──────── Source records
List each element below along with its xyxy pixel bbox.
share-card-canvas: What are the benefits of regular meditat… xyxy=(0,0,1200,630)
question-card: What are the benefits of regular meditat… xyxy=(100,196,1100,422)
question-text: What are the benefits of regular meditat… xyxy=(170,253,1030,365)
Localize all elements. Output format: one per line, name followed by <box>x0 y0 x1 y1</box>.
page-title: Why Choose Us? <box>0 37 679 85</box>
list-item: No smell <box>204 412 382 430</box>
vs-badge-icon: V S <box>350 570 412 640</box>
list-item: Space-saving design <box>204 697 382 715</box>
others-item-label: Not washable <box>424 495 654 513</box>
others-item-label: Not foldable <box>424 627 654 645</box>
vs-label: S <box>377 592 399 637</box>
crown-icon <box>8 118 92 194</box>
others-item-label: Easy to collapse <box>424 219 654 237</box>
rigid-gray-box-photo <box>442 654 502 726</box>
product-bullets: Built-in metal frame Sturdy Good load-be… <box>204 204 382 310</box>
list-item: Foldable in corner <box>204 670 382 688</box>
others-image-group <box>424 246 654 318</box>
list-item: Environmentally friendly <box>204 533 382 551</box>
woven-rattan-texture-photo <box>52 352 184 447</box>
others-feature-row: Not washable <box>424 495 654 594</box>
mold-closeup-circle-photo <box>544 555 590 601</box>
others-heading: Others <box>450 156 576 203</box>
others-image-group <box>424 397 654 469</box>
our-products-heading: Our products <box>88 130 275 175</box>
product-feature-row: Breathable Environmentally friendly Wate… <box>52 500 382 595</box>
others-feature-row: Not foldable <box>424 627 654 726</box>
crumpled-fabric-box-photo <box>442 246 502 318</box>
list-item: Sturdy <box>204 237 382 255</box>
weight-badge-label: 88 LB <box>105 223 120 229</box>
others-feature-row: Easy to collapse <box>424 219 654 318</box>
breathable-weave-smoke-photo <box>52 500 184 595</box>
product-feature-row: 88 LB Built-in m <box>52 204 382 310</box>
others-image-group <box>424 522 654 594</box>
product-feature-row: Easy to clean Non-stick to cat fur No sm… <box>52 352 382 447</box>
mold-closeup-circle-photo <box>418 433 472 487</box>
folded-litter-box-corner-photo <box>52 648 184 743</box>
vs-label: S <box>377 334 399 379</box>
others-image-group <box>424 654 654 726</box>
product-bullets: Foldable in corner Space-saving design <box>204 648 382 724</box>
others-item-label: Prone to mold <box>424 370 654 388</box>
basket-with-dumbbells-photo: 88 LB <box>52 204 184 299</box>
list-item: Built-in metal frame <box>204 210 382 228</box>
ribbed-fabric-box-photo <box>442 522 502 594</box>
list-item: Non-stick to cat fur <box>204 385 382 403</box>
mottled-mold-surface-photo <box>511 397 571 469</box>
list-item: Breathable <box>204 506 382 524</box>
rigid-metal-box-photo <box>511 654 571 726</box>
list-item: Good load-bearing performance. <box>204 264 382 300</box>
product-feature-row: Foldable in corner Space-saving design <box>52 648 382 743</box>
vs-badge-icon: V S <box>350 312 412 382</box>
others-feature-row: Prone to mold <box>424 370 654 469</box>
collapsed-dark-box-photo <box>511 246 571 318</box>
────────────────
Problem to work on: Gather every line above that contains the word "fabric", and copy each one as it appears.

Task output:
crumpled-fabric-box-photo <box>442 246 502 318</box>
ribbed-fabric-box-photo <box>442 522 502 594</box>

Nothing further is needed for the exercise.